(Records excerpted from a collection)
****************
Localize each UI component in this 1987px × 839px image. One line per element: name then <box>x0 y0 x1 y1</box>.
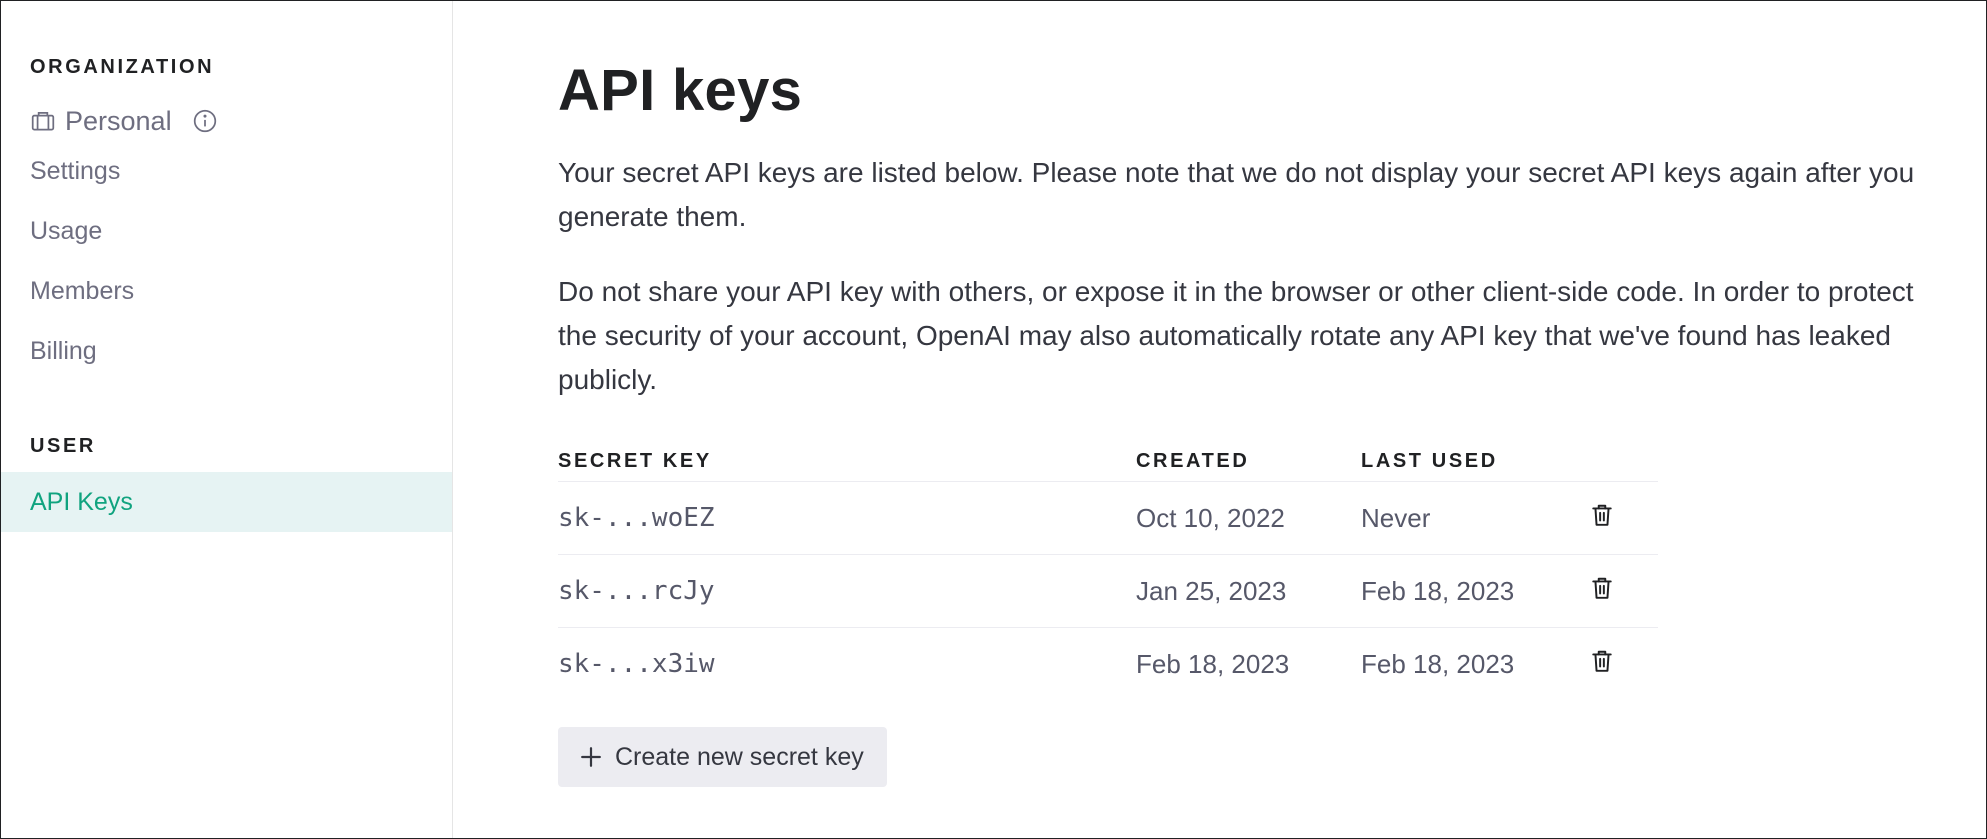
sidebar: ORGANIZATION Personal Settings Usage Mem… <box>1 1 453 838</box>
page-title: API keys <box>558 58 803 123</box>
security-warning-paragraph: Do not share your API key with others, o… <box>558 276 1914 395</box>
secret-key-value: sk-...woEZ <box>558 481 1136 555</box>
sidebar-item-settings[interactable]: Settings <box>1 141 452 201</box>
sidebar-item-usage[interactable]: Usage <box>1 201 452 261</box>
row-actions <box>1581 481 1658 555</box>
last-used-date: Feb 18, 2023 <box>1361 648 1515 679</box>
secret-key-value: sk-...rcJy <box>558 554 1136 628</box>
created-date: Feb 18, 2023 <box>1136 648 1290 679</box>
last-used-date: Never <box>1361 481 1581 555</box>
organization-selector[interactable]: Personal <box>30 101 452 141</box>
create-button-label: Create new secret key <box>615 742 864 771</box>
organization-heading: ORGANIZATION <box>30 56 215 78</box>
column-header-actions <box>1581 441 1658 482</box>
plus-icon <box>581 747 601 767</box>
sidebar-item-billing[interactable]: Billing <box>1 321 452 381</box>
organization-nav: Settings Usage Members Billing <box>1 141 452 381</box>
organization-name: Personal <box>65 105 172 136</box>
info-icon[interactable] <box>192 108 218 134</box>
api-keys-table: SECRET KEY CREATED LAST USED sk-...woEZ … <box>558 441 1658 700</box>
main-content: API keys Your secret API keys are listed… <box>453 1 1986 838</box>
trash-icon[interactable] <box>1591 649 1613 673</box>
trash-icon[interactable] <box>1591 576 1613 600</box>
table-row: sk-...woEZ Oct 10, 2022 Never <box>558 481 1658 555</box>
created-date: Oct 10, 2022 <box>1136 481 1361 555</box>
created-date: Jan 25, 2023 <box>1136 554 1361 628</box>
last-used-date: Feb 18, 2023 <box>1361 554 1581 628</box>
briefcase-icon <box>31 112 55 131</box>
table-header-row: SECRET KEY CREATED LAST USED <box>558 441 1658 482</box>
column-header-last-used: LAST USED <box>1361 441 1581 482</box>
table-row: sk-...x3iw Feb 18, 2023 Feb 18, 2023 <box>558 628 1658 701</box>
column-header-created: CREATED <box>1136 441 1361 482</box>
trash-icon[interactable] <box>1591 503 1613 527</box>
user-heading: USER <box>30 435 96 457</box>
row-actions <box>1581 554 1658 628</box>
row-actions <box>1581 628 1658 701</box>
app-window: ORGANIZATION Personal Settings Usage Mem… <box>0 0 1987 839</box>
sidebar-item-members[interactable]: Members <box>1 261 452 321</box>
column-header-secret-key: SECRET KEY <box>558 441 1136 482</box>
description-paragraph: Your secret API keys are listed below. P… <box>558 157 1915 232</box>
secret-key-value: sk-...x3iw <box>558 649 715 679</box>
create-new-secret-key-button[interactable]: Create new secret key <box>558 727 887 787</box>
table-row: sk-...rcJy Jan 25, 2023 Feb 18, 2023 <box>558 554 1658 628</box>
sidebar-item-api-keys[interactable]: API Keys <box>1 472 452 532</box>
****************
Task directions:
Copy the material above word for word, leaving out the picture.

The response:
Localize each UI component in this 1987px × 839px image. One line per element: name then <box>x0 y0 x1 y1</box>.
sidebar: ORGANIZATION Personal Settings Usage Mem… <box>1 1 453 838</box>
page-title: API keys <box>558 58 803 123</box>
security-warning-paragraph: Do not share your API key with others, o… <box>558 276 1914 395</box>
secret-key-value: sk-...woEZ <box>558 481 1136 555</box>
sidebar-item-settings[interactable]: Settings <box>1 141 452 201</box>
sidebar-item-usage[interactable]: Usage <box>1 201 452 261</box>
row-actions <box>1581 481 1658 555</box>
last-used-date: Feb 18, 2023 <box>1361 648 1515 679</box>
secret-key-value: sk-...rcJy <box>558 554 1136 628</box>
created-date: Feb 18, 2023 <box>1136 648 1290 679</box>
last-used-date: Never <box>1361 481 1581 555</box>
organization-selector[interactable]: Personal <box>30 101 452 141</box>
create-button-label: Create new secret key <box>615 742 864 771</box>
organization-heading: ORGANIZATION <box>30 56 215 78</box>
column-header-actions <box>1581 441 1658 482</box>
plus-icon <box>581 747 601 767</box>
sidebar-item-billing[interactable]: Billing <box>1 321 452 381</box>
organization-nav: Settings Usage Members Billing <box>1 141 452 381</box>
organization-name: Personal <box>65 105 172 136</box>
info-icon[interactable] <box>192 108 218 134</box>
api-keys-table: SECRET KEY CREATED LAST USED sk-...woEZ … <box>558 441 1658 700</box>
main-content: API keys Your secret API keys are listed… <box>453 1 1986 838</box>
trash-icon[interactable] <box>1591 649 1613 673</box>
trash-icon[interactable] <box>1591 576 1613 600</box>
table-row: sk-...woEZ Oct 10, 2022 Never <box>558 481 1658 555</box>
created-date: Oct 10, 2022 <box>1136 481 1361 555</box>
created-date: Jan 25, 2023 <box>1136 554 1361 628</box>
last-used-date: Feb 18, 2023 <box>1361 554 1581 628</box>
briefcase-icon <box>31 112 55 131</box>
table-header-row: SECRET KEY CREATED LAST USED <box>558 441 1658 482</box>
column-header-last-used: LAST USED <box>1361 441 1581 482</box>
table-row: sk-...x3iw Feb 18, 2023 Feb 18, 2023 <box>558 628 1658 701</box>
column-header-created: CREATED <box>1136 441 1361 482</box>
trash-icon[interactable] <box>1591 503 1613 527</box>
user-heading: USER <box>30 435 96 457</box>
row-actions <box>1581 554 1658 628</box>
row-actions <box>1581 628 1658 701</box>
app-window: ORGANIZATION Personal Settings Usage Mem… <box>0 0 1987 839</box>
sidebar-item-members[interactable]: Members <box>1 261 452 321</box>
column-header-secret-key: SECRET KEY <box>558 441 1136 482</box>
description-paragraph: Your secret API keys are listed below. P… <box>558 157 1915 232</box>
secret-key-value: sk-...x3iw <box>558 649 715 679</box>
create-new-secret-key-button[interactable]: Create new secret key <box>558 727 887 787</box>
table-row: sk-...rcJy Jan 25, 2023 Feb 18, 2023 <box>558 554 1658 628</box>
sidebar-item-api-keys[interactable]: API Keys <box>1 472 452 532</box>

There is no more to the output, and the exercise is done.